Raw records
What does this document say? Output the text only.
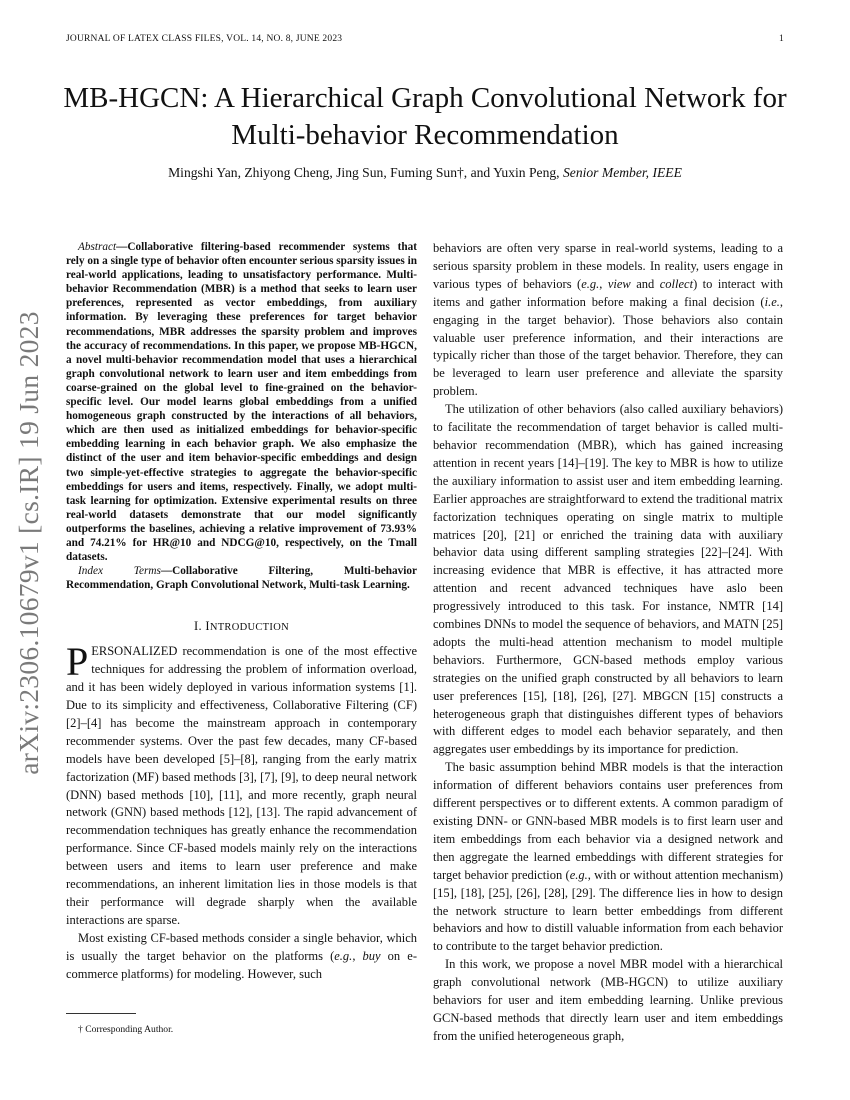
JOURNAL OF LATEX CLASS FILES, VOL. 14, NO. 8, JUNE 2023	1
arXiv:2306.10679v1 [cs.IR] 19 Jun 2023
MB-HGCN: A Hierarchical Graph Convolutional Network for Multi-behavior Recommendation
Mingshi Yan, Zhiyong Cheng, Jing Sun, Fuming Sun†, and Yuxin Peng, Senior Member, IEEE

Abstract—Collaborative filtering-based recommender systems that rely on a single type of behavior often encounter serious sparsity issues in real-world applications, leading to unsatisfactory performance. Multi-behavior Recommendation (MBR) is a method that seeks to learn user preferences, represented as vector embeddings, from auxiliary information. By leveraging these preferences for target behavior recommendations, MBR addresses the sparsity problem and improves the accuracy of recommendations. In this paper, we propose MB-HGCN, a novel multi-behavior recommendation model that uses a hierarchical graph convolutional network to learn user and item embeddings from coarse-grained on the global level to fine-grained on the behavior-specific level. Our model learns global embeddings from a unified homogeneous graph constructed by the interactions of all behaviors, which are then used as initialized embeddings for behavior-specific embedding learning in each behavior graph. We also emphasize the distinct of the user and item behavior-specific embeddings and design two simple-yet-effective strategies to aggregate the behavior-specific embeddings for users and items, respectively. Finally, we adopt multi-task learning for optimization. Extensive experimental results on three real-world datasets demonstrate that our model significantly outperforms the baselines, achieving a relative improvement of 73.93% and 74.21% for HR@10 and NDCG@10, respectively, on the Tmall datasets.

Index Terms—Collaborative Filtering, Multi-behavior Recommendation, Graph Convolutional Network, Multi-task Learning.

I. INTRODUCTION

PERSONALIZED recommendation is one of the most effective techniques for addressing the problem of information overload, and it has been widely deployed in various information systems [1]. Due to its simplicity and effectiveness, Collaborative Filtering (CF) [2]–[4] has become the mainstream approach in contemporary recommender systems. Over the past few decades, many CF-based models have been developed [5]–[8], ranging from the early matrix factorization (MF) based methods [3], [7], [9], to deep neural network (DNN) based methods [10], [11], and more recently, graph neural network (GNN) based methods [12], [13]. The rapid advancement of recommendation techniques has greatly enhance the recommendation performance. Since CF-based models mainly rely on the interactions between users and items to learn user preference and make recommendations, an inherent limitation lies in those models is that their performance will degrade sharply when the available interactions are sparse.

Most existing CF-based methods consider a single behavior, which is usually the target behavior on the platforms (e.g., buy on e-commerce platforms) for modeling. However, such

behaviors are often very sparse in real-world systems, leading to a serious sparsity problem in these models. In reality, users engage in various types of behaviors (e.g., view and collect) to interact with items and gather information before making a final decision (i.e., engaging in the target behavior). Those behaviors also contain valuable user preference information, and their interactions are typically richer than those of the target behavior. Therefore, they can be leveraged to learn user preference and alleviate the sparsity problem.

The utilization of other behaviors (also called auxiliary behaviors) to facilitate the recommendation of target behavior is called multi-behavior recommendation (MBR), which has gained increasing attention in recent years [14]–[19]. The key to MBR is how to utilize the auxiliary information to assist user and item embedding learning. Earlier approaches are straightforward to extend the traditional matrix factorization techniques operating on single matrix to multiple matrices [20], [21] or enriched the training data with auxiliary behavior data using different sampling strategies [22]–[24]. With increasing evidence that MBR is effective, it has attracted more attention and recent advanced techniques have aslo been progressively introduced to this task. For instance, NMTR [14] combines DNNs to model the sequence of behaviors, and MATN [25] adopts the multi-head attention mechanism to model multiple behaviors. Furthermore, GCN-based methods employ various strategies on the unified graph constructed by all behaviors to learn user preferences [15], [18], [26], [27]. MBGCN [15] constructs a heterogeneous graph that distinguishes different types of behaviors with different edges to model each behavior separately, and then aggregates user embeddings by its importance for prediction.

The basic assumption behind MBR models is that the interaction information of different behaviors contains user preferences from different perspectives or to different extents. A common paradigm of existing DNN- or GNN-based MBR models is to first learn user and item embeddings from each behavior via a designed network and then aggregate the learned embeddings with different strategies for target behavior prediction (e.g., with or without attention mechanism) [15], [18], [25], [26], [28], [29]. The difference lies in how to design the network structure to learn better embeddings from different behaviors and how to distill valuable information from each behavior to contribute to the target behavior prediction.

In this work, we propose a novel MBR model with a hierarchical graph convolutional network (MB-HGCN) to utilize auxiliary behaviors for user and item embedding learning. Unlike previous GCN-based methods that directly learn user and item embeddings from the unified heterogeneous graph,

† Corresponding Author.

Goal: Exclude the pictures and transcribe all of the entries exactly.

Output for this task:
What does this document say? Output the text only.
JOURNAL OF LATEX CLASS FILES, VOL. 14, NO. 8, JUNE 2023	1
arXiv:2306.10679v1 [cs.IR] 19 Jun 2023
MB-HGCN: A Hierarchical Graph Convolutional Network for Multi-behavior Recommendation
Mingshi Yan, Zhiyong Cheng, Jing Sun, Fuming Sun†, and Yuxin Peng, Senior Member, IEEE

Abstract—Collaborative filtering-based recommender systems that rely on a single type of behavior often encounter serious sparsity issues in real-world applications, leading to unsatisfactory performance. Multi-behavior Recommendation (MBR) is a method that seeks to learn user preferences, represented as vector embeddings, from auxiliary information. By leveraging these preferences for target behavior recommendations, MBR addresses the sparsity problem and improves the accuracy of recommendations. In this paper, we propose MB-HGCN, a novel multi-behavior recommendation model that uses a hierarchical graph convolutional network to learn user and item embeddings from coarse-grained on the global level to fine-grained on the behavior-specific level. Our model learns global embeddings from a unified homogeneous graph constructed by the interactions of all behaviors, which are then used as initialized embeddings for behavior-specific embedding learning in each behavior graph. We also emphasize the distinct of the user and item behavior-specific embeddings and design two simple-yet-effective strategies to aggregate the behavior-specific embeddings for users and items, respectively. Finally, we adopt multi-task learning for optimization. Extensive experimental results on three real-world datasets demonstrate that our model significantly outperforms the baselines, achieving a relative improvement of 73.93% and 74.21% for HR@10 and NDCG@10, respectively, on the Tmall datasets.

Index Terms—Collaborative Filtering, Multi-behavior Recommendation, Graph Convolutional Network, Multi-task Learning.

I. INTRODUCTION

PERSONALIZED recommendation is one of the most effective techniques for addressing the problem of information overload, and it has been widely deployed in various information systems [1]. Due to its simplicity and effectiveness, Collaborative Filtering (CF) [2]–[4] has become the mainstream approach in contemporary recommender systems. Over the past few decades, many CF-based models have been developed [5]–[8], ranging from the early matrix factorization (MF) based methods [3], [7], [9], to deep neural network (DNN) based methods [10], [11], and more recently, graph neural network (GNN) based methods [12], [13]. The rapid advancement of recommendation techniques has greatly enhance the recommendation performance. Since CF-based models mainly rely on the interactions between users and items to learn user preference and make recommendations, an inherent limitation lies in those models is that their performance will degrade sharply when the available interactions are sparse.

Most existing CF-based methods consider a single behavior, which is usually the target behavior on the platforms (e.g., buy on e-commerce platforms) for modeling. However, such

behaviors are often very sparse in real-world systems, leading to a serious sparsity problem in these models. In reality, users engage in various types of behaviors (e.g., view and collect) to interact with items and gather information before making a final decision (i.e., engaging in the target behavior). Those behaviors also contain valuable user preference information, and their interactions are typically richer than those of the target behavior. Therefore, they can be leveraged to learn user preference and alleviate the sparsity problem.

The utilization of other behaviors (also called auxiliary behaviors) to facilitate the recommendation of target behavior is called multi-behavior recommendation (MBR), which has gained increasing attention in recent years [14]–[19]. The key to MBR is how to utilize the auxiliary information to assist user and item embedding learning. Earlier approaches are straightforward to extend the traditional matrix factorization techniques operating on single matrix to multiple matrices [20], [21] or enriched the training data with auxiliary behavior data using different sampling strategies [22]–[24]. With increasing evidence that MBR is effective, it has attracted more attention and recent advanced techniques have aslo been progressively introduced to this task. For instance, NMTR [14] combines DNNs to model the sequence of behaviors, and MATN [25] adopts the multi-head attention mechanism to model multiple behaviors. Furthermore, GCN-based methods employ various strategies on the unified graph constructed by all behaviors to learn user preferences [15], [18], [26], [27]. MBGCN [15] constructs a heterogeneous graph that distinguishes different types of behaviors with different edges to model each behavior separately, and then aggregates user embeddings by its importance for prediction.

The basic assumption behind MBR models is that the interaction information of different behaviors contains user preferences from different perspectives or to different extents. A common paradigm of existing DNN- or GNN-based MBR models is to first learn user and item embeddings from each behavior via a designed network and then aggregate the learned embeddings with different strategies for target behavior prediction (e.g., with or without attention mechanism) [15], [18], [25], [26], [28], [29]. The difference lies in how to design the network structure to learn better embeddings from different behaviors and how to distill valuable information from each behavior to contribute to the target behavior prediction.

In this work, we propose a novel MBR model with a hierarchical graph convolutional network (MB-HGCN) to utilize auxiliary behaviors for user and item embedding learning. Unlike previous GCN-based methods that directly learn user and item embeddings from the unified heterogeneous graph,

† Corresponding Author.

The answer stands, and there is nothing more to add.